## Exercise instructions:
Could you copy out only the records from the line with "citation-link[interactable]: The Humanitarian" to the line with "list-item: Download the code", renaming "cloud" to "browser" and leaving everything else unchanged?

## Dataset:
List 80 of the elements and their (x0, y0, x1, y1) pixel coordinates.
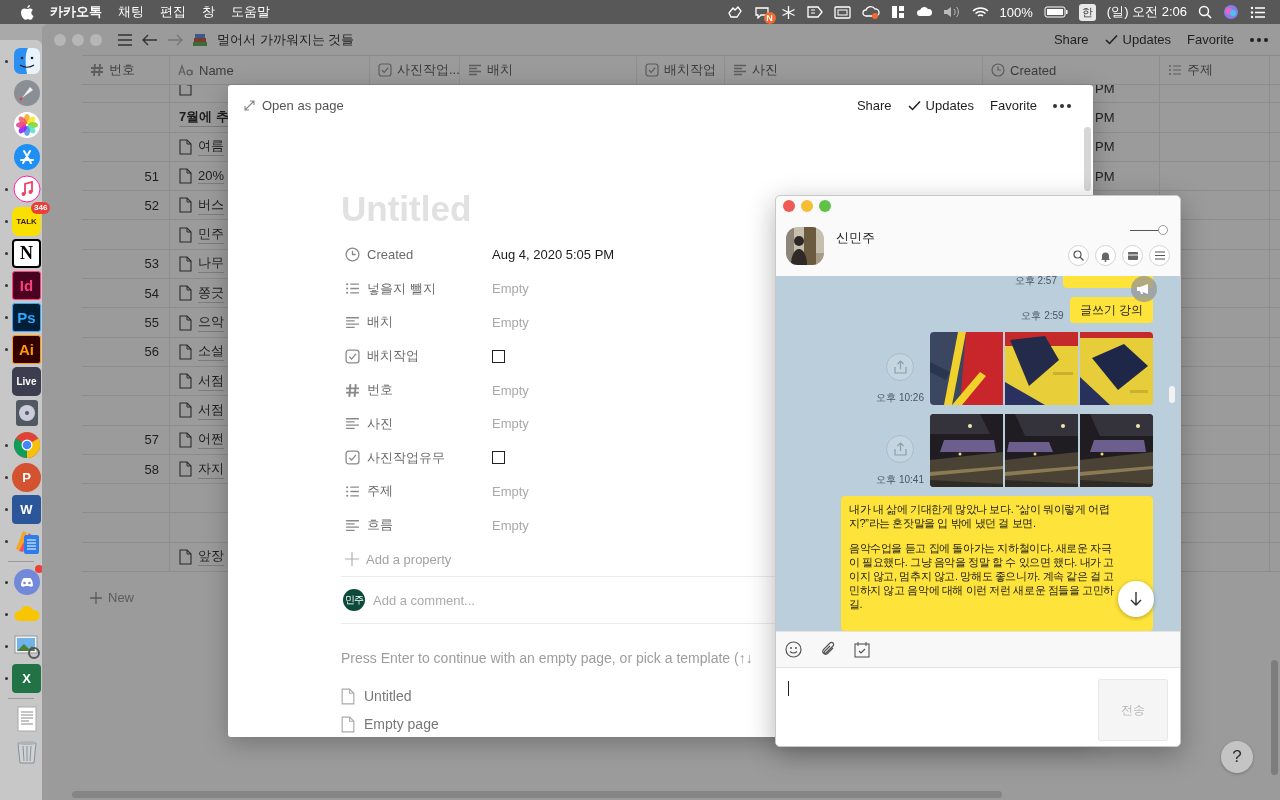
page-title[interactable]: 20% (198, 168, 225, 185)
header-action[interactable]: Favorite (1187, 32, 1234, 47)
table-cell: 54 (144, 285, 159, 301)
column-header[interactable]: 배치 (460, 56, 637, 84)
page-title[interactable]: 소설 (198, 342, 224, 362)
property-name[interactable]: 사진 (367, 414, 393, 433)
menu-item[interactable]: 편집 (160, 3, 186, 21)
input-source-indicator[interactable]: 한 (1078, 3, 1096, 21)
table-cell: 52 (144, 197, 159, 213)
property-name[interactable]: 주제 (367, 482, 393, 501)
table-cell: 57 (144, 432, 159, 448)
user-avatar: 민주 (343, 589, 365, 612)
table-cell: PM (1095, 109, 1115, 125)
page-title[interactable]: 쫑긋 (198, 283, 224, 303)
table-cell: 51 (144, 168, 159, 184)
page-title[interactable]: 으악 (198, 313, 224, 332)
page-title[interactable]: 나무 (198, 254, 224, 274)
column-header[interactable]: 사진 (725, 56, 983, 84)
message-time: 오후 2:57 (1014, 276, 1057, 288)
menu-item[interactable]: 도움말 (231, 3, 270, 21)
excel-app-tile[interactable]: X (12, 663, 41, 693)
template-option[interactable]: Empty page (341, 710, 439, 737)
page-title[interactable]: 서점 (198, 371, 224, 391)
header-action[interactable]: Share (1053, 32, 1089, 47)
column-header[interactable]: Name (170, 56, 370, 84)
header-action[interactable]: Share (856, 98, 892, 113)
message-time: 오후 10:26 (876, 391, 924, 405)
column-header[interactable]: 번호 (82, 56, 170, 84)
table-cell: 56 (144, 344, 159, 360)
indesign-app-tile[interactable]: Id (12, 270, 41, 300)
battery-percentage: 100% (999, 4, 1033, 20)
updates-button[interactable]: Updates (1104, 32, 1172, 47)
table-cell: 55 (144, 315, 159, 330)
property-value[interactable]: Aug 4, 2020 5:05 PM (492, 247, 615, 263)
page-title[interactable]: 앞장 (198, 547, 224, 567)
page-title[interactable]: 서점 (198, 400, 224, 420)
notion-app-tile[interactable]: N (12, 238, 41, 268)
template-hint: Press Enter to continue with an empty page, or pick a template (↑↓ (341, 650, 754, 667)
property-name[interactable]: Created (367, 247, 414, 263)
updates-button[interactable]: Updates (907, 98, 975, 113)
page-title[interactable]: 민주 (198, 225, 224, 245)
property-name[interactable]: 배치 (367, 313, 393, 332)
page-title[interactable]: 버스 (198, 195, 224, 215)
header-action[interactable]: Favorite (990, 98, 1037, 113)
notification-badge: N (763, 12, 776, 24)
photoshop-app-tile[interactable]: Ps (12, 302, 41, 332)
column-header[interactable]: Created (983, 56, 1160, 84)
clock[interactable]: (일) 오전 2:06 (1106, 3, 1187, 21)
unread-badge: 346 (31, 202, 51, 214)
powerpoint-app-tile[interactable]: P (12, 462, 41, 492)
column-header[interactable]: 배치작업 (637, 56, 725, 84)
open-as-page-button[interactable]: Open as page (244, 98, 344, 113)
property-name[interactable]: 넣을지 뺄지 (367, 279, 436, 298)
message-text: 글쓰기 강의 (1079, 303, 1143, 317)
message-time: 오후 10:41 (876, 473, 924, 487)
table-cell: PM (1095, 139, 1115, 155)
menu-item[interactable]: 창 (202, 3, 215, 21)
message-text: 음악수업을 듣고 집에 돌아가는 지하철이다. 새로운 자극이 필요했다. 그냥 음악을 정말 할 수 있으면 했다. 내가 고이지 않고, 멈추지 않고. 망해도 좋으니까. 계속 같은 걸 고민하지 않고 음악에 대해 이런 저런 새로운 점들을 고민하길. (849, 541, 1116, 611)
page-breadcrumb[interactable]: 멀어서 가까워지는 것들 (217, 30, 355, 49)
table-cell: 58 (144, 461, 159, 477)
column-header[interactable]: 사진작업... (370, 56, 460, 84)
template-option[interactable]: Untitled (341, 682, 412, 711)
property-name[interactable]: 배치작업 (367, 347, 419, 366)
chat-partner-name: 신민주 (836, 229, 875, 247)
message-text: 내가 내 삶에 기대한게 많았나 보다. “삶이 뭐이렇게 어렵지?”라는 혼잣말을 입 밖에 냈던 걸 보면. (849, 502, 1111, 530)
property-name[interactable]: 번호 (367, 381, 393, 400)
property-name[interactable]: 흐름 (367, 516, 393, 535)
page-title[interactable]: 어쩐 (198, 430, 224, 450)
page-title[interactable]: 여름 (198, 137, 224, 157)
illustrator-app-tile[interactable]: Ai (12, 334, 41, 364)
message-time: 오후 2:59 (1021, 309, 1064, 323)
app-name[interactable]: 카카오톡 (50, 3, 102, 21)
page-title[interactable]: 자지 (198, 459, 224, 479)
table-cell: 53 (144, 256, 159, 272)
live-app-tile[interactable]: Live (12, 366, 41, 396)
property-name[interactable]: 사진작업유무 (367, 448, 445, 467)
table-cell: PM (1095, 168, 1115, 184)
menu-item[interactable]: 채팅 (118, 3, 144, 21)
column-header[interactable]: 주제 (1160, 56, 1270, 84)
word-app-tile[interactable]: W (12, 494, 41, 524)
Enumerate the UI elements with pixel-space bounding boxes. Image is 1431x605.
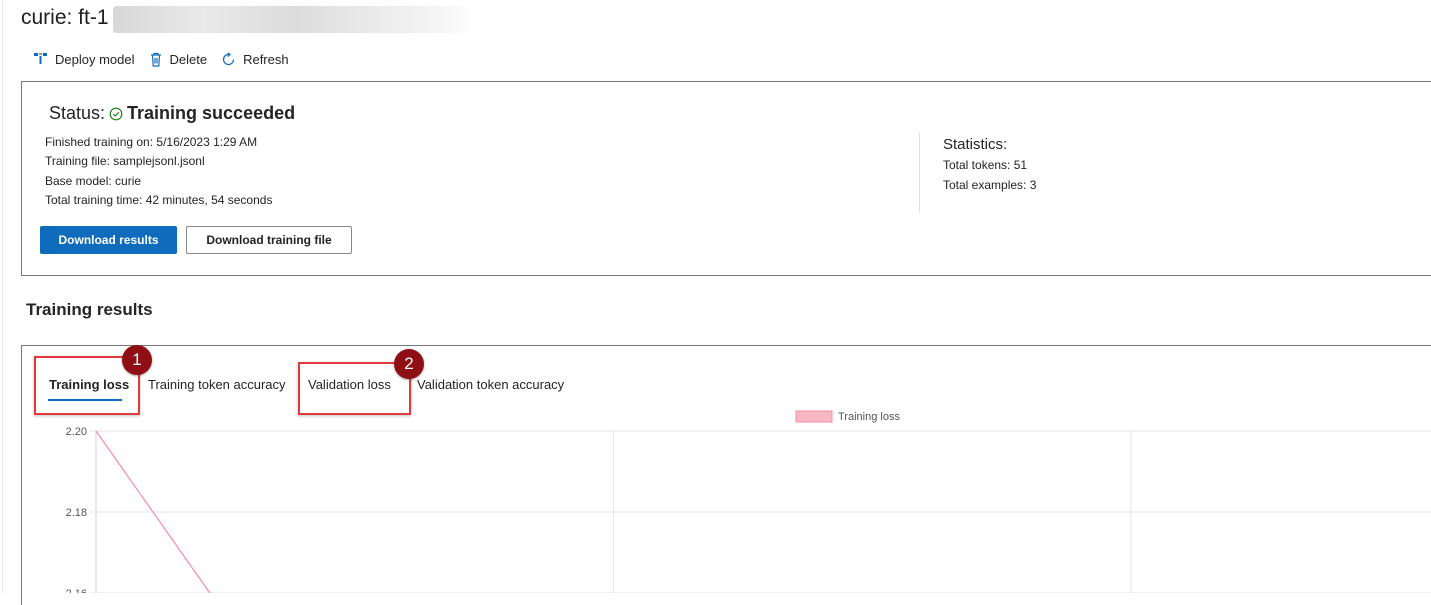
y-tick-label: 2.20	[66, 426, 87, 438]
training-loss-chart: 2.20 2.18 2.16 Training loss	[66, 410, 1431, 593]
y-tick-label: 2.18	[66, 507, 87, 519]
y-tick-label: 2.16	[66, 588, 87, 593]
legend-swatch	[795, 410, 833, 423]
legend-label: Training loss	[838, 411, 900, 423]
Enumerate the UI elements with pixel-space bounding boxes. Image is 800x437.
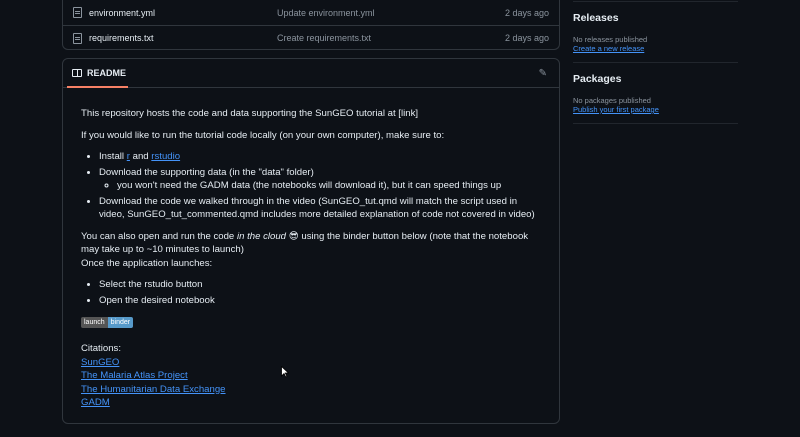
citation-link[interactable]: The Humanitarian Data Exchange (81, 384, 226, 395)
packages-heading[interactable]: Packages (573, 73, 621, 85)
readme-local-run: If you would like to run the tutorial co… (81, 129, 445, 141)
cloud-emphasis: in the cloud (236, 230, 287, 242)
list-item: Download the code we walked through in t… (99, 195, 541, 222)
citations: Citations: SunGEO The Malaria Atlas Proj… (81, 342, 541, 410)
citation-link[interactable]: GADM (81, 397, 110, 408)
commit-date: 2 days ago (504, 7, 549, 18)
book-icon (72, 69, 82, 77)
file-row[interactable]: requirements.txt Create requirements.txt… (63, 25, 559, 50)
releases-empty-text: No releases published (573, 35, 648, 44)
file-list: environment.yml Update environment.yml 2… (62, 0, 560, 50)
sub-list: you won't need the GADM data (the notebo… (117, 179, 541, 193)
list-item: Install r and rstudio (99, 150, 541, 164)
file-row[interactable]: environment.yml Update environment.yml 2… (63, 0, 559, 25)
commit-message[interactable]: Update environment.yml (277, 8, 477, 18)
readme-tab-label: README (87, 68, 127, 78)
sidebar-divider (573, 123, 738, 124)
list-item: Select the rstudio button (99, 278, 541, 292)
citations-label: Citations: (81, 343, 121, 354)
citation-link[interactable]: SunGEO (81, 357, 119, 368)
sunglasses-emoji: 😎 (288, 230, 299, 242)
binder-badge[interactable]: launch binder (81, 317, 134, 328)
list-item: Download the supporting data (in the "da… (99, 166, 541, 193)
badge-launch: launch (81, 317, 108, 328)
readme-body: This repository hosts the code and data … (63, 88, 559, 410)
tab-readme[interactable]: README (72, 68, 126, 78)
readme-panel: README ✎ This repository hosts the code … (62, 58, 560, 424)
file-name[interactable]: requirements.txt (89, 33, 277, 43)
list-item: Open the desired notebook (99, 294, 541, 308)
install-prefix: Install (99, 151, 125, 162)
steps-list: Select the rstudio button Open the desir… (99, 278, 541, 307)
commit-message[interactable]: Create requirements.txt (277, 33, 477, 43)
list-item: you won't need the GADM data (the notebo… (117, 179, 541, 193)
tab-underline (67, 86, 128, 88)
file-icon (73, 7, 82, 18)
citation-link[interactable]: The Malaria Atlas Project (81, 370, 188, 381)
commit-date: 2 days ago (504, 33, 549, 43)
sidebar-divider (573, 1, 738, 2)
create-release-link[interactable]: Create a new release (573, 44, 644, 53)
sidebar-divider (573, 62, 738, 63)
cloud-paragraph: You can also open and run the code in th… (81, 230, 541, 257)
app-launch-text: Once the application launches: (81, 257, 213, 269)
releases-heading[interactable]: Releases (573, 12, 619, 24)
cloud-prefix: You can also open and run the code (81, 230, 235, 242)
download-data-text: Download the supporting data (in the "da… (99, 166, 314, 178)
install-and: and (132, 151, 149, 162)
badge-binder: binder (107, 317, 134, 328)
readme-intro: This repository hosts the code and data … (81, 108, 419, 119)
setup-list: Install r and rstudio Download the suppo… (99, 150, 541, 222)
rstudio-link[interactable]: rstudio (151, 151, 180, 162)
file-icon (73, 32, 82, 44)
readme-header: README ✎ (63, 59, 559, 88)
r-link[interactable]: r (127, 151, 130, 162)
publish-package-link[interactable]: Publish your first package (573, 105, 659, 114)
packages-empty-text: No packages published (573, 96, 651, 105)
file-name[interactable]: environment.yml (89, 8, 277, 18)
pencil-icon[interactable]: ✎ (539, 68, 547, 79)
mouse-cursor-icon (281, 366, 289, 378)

## Response to the exercise:
citation-link[interactable]: The Humanitarian Data Exchange (81, 384, 226, 395)
packages-heading[interactable]: Packages (573, 73, 621, 85)
readme-local-run: If you would like to run the tutorial co… (81, 129, 445, 141)
browser-emphasis: in the browser (236, 230, 287, 242)
list-item: Download the code we walked through in t… (99, 195, 541, 222)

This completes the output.